Determine how many lines include the word "greatest", then give that number and nothing more.

_SUPPLIED RECORDS_:
::::

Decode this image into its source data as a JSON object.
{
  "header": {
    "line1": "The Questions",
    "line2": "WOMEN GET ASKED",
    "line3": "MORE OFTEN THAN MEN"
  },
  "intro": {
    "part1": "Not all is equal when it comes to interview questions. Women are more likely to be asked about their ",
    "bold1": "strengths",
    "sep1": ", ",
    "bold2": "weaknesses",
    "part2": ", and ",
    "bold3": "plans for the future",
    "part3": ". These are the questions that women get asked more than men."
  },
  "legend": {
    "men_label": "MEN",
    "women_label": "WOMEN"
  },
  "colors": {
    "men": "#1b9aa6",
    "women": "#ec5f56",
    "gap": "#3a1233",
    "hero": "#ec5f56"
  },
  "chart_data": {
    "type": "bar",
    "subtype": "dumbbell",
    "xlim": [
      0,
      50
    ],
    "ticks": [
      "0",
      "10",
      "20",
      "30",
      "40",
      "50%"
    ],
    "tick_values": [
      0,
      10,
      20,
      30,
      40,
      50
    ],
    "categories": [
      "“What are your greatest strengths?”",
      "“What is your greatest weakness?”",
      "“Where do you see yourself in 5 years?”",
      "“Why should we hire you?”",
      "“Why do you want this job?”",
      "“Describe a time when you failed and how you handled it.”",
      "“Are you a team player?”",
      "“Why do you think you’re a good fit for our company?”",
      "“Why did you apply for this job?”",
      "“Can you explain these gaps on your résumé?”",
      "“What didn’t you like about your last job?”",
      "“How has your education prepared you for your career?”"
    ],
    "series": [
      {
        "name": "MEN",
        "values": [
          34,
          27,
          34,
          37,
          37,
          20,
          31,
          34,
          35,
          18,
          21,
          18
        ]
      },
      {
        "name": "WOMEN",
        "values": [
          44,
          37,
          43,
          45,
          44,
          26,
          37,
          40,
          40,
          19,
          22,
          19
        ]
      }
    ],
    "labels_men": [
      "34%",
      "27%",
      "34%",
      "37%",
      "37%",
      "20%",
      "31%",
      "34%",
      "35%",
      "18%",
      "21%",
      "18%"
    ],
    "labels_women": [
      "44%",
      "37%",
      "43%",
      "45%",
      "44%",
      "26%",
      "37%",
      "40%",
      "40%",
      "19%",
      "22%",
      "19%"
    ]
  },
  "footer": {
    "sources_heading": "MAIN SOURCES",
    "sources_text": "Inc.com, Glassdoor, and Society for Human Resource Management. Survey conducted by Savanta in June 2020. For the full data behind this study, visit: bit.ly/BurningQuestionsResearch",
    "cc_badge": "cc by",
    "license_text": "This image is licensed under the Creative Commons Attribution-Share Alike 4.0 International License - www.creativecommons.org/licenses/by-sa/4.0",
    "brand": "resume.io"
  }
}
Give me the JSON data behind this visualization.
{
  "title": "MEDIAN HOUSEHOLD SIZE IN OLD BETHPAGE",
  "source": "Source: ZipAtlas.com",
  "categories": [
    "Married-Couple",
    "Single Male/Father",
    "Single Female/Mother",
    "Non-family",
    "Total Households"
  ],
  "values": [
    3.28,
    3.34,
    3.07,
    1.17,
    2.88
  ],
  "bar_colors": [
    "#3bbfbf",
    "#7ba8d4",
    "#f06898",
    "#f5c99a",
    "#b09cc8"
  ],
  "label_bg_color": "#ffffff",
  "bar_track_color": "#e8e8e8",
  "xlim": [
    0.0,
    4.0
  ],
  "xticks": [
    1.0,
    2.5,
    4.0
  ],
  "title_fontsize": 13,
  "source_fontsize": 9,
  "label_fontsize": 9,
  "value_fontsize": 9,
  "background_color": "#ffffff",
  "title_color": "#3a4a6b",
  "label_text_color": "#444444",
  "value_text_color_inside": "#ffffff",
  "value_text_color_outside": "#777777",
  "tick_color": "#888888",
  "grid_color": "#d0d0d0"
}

::::

_RESULT_:
2